▸ EXERCISE AIM
Answer these questions from the text on guards:
1. What does a :guard actor respond with when it is called without further arguments?
2. What is the @grd macro syntactical sugar for?
3. For which guarded types has an interface been implemented?

Understanding Guards

Guards is an Actors protocol. It solves the mutual exclusion problem for shared variables:

The mutual exclusion problem arises when two processes should never simultaneously access a shared resource. ... Although, a single receptionist may control access to a resource, the resource itself can still be modeled as a system of actors so that there may be concurrency in the use of the resource. ... In general, a programmer using an actor language need not be concerned with the mutual exclusion problem. [1]

As for now a :guard actor

  • is a "single receptionist" in Agha's sense or it
  • is similar to an agent in Elixir.

The guarded variable is protected by message passing and the :guard actor being the only entity allowed to directly modify it. In order to modify a guarded variable we must call the :guard actor with a modifier function and its arguments. The actor then applies that to the guarded variable and responds with a deep copy of the result.

If we call the :guard actor without further arguments, it responds with a deep copy of the guarded variable. So e.g. threads can safely do iterations on the copy.

The @grd macro is syntactical sugar for call and lets you work with the guard actor as if it were the guarded variable itself.

Interfaces

For guarded Arrays and Dicts an interface has been implemented. With that you can do indexing on Guard{T<:AbstractArray} and Guard{T<:AbstractDict} types:

julia> gd = guard([1,2,3])
Guards.Guard{Array{Int64,1}}(Link{Channel{Any}}(Channel{Any}(sz_max:32,sz_curr:0), 1, :guard))

▸ Stored data entries
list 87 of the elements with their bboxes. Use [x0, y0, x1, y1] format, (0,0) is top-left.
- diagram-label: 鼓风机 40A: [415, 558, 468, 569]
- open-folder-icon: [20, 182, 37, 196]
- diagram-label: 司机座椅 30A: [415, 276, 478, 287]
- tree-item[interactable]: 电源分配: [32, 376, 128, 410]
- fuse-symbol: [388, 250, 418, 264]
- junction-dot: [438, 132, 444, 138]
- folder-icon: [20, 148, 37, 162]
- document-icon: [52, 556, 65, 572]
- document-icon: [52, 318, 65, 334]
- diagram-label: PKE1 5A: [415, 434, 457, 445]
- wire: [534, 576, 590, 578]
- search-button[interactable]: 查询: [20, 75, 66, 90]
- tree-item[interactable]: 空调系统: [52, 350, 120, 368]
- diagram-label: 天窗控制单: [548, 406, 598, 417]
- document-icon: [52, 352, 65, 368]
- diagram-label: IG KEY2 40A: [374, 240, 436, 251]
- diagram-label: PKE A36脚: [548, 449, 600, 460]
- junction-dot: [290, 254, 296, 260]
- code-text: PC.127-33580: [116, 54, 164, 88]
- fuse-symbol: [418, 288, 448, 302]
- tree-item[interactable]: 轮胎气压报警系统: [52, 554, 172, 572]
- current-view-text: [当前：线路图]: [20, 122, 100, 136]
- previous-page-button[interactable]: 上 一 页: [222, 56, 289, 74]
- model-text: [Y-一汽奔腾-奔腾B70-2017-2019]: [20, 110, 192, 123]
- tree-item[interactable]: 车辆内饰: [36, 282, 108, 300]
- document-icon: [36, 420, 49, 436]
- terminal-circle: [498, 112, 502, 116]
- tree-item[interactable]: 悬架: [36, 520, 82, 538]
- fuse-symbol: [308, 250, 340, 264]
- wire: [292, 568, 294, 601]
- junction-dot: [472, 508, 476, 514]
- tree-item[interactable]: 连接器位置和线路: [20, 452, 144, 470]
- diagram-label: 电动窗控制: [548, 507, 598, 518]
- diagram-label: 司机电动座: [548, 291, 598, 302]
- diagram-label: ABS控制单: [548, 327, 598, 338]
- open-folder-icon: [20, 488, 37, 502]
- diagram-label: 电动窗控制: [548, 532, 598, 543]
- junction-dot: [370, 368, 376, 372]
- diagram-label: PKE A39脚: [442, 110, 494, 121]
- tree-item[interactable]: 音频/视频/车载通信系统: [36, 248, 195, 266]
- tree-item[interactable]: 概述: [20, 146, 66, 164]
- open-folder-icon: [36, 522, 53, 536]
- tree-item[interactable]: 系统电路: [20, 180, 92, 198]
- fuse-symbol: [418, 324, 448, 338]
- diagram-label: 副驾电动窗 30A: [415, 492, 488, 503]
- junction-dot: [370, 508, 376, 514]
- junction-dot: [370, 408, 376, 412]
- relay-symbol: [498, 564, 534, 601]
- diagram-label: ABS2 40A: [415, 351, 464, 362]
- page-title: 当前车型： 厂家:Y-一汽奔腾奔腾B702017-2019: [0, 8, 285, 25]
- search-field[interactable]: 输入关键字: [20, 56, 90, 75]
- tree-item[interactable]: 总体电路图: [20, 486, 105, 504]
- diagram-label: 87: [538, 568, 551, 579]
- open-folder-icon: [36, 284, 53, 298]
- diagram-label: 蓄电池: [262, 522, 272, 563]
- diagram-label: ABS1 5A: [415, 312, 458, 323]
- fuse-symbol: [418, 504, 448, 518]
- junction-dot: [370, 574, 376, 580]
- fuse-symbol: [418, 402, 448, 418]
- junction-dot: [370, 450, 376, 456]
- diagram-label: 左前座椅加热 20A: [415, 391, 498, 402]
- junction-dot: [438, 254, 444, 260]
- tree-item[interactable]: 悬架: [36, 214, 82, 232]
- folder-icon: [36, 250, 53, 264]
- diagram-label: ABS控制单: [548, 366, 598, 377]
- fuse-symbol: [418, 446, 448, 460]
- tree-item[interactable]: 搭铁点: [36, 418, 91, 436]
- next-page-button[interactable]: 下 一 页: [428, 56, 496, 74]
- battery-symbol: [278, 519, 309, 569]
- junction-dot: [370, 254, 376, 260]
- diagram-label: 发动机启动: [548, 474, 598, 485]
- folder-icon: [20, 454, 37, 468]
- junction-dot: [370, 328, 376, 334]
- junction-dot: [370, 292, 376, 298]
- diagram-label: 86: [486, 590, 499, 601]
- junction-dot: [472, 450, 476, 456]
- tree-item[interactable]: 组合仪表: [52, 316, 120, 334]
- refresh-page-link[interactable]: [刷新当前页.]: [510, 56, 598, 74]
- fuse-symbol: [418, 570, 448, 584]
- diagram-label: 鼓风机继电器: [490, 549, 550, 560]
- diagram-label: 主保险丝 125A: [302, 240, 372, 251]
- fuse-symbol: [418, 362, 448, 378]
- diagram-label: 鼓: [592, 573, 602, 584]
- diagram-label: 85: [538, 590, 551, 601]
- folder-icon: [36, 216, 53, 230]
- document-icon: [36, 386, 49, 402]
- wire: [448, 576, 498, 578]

▸ EXERCISE RESULT
1. A deep copy of the guarded variable.
2. Call.
3. Arrays and Dicts.